--- Set problem ---
Isolate every line in the records below with "type" in it.

(Figure content listings)
============

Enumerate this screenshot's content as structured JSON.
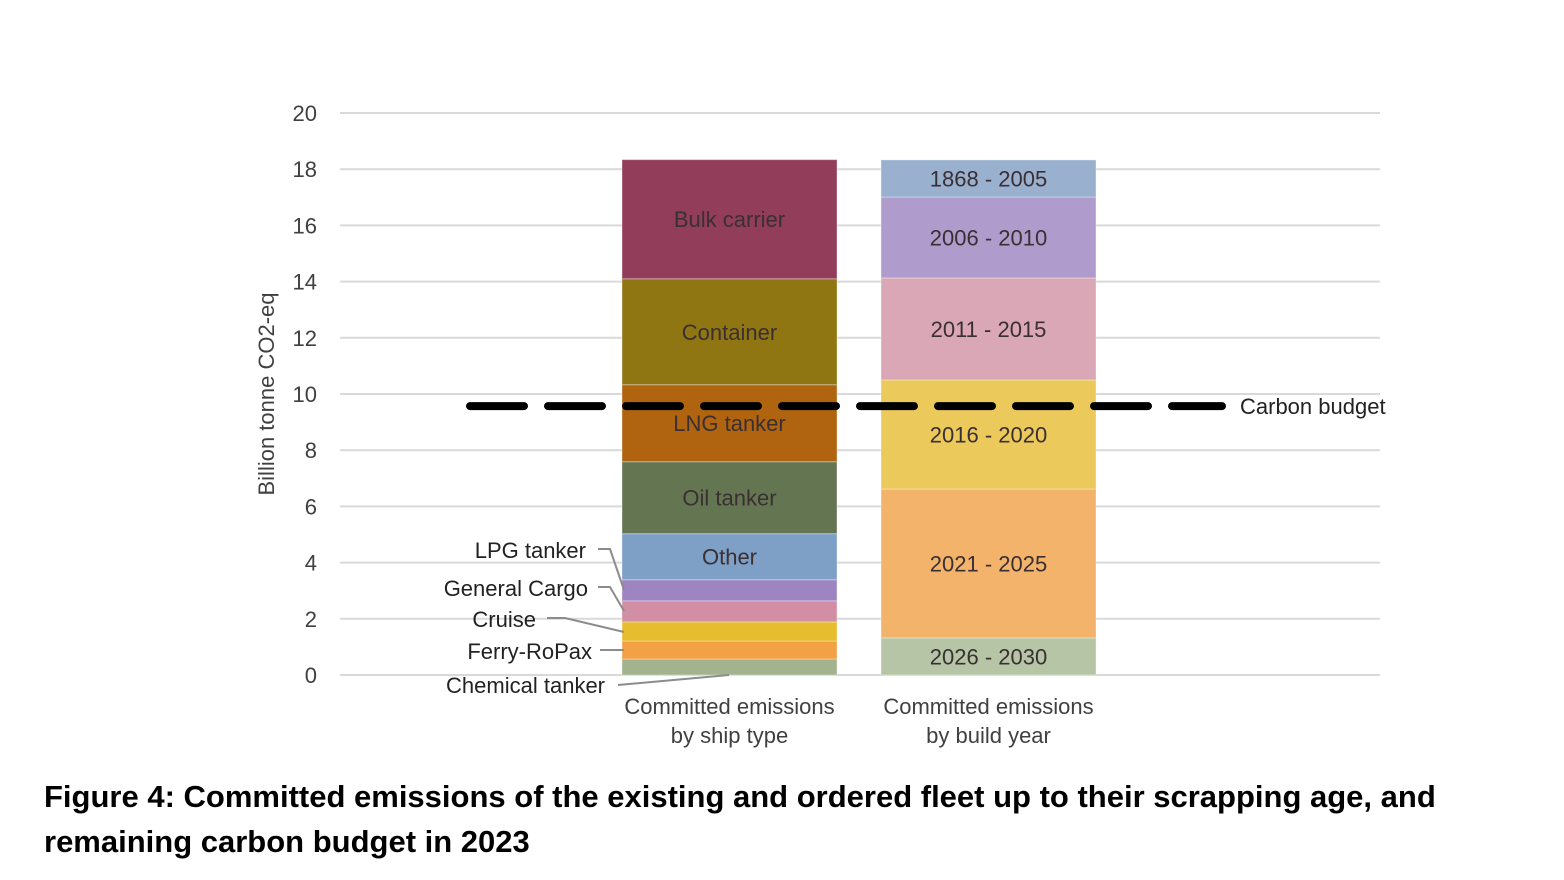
{
  "caption": "Figure 4: Committed emissions of the existing and ordered fleet up to their scrapping age, and remaining carbon budget in 2023",
  "chart_data": {
    "type": "bar",
    "stacked": true,
    "title": "",
    "xlabel": "",
    "ylabel": "Billion tonne CO2-eq",
    "ylim": [
      0,
      20
    ],
    "yticks": [
      0,
      2,
      4,
      6,
      8,
      10,
      12,
      14,
      16,
      18,
      20
    ],
    "grid": true,
    "categories": [
      [
        "Committed emissions",
        "by ship type"
      ],
      [
        "Committed emissions",
        "by build year"
      ]
    ],
    "bars": [
      {
        "name": "Committed emissions by ship type",
        "segments": [
          {
            "name": "Chemical tanker",
            "value": 0.57,
            "color": "#a3b38e",
            "label_style": "callout"
          },
          {
            "name": "Ferry-RoPax",
            "value": 0.64,
            "color": "#f2a145",
            "label_style": "callout"
          },
          {
            "name": "Cruise",
            "value": 0.68,
            "color": "#e6bd2e",
            "label_style": "callout"
          },
          {
            "name": "General Cargo",
            "value": 0.75,
            "color": "#d28fa3",
            "label_style": "callout"
          },
          {
            "name": "LPG tanker",
            "value": 0.75,
            "color": "#9e85c1",
            "label_style": "callout"
          },
          {
            "name": "Other",
            "value": 1.64,
            "color": "#7ea0c6",
            "label_style": "inside"
          },
          {
            "name": "Oil tanker",
            "value": 2.56,
            "color": "#647651",
            "label_style": "inside"
          },
          {
            "name": "LNG tanker",
            "value": 2.74,
            "color": "#b1640f",
            "label_style": "inside"
          },
          {
            "name": "Container",
            "value": 3.77,
            "color": "#8f7612",
            "label_style": "inside"
          },
          {
            "name": "Bulk carrier",
            "value": 4.24,
            "color": "#923e5b",
            "label_style": "inside"
          }
        ]
      },
      {
        "name": "Committed emissions by build year",
        "segments": [
          {
            "name": "2026 - 2030",
            "value": 1.32,
            "color": "#b6c5a5",
            "label_style": "inside"
          },
          {
            "name": "2021 - 2025",
            "value": 5.3,
            "color": "#f4b36b",
            "label_style": "inside"
          },
          {
            "name": "2016 - 2020",
            "value": 3.88,
            "color": "#ebc95a",
            "label_style": "inside"
          },
          {
            "name": "2011 - 2015",
            "value": 3.63,
            "color": "#d9a7b6",
            "label_style": "inside"
          },
          {
            "name": "2006 - 2010",
            "value": 2.88,
            "color": "#b09ccc",
            "label_style": "inside"
          },
          {
            "name": "1868 - 2005",
            "value": 1.32,
            "color": "#9ab0cf",
            "label_style": "inside"
          }
        ]
      }
    ],
    "reference_line": {
      "name": "Carbon budget",
      "value": 9.57,
      "style": "dashed",
      "color": "#000000"
    }
  }
}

============

--- Solution below ---
    "type": "bar",
        "by ship type"
        "name": "Committed emissions by ship type",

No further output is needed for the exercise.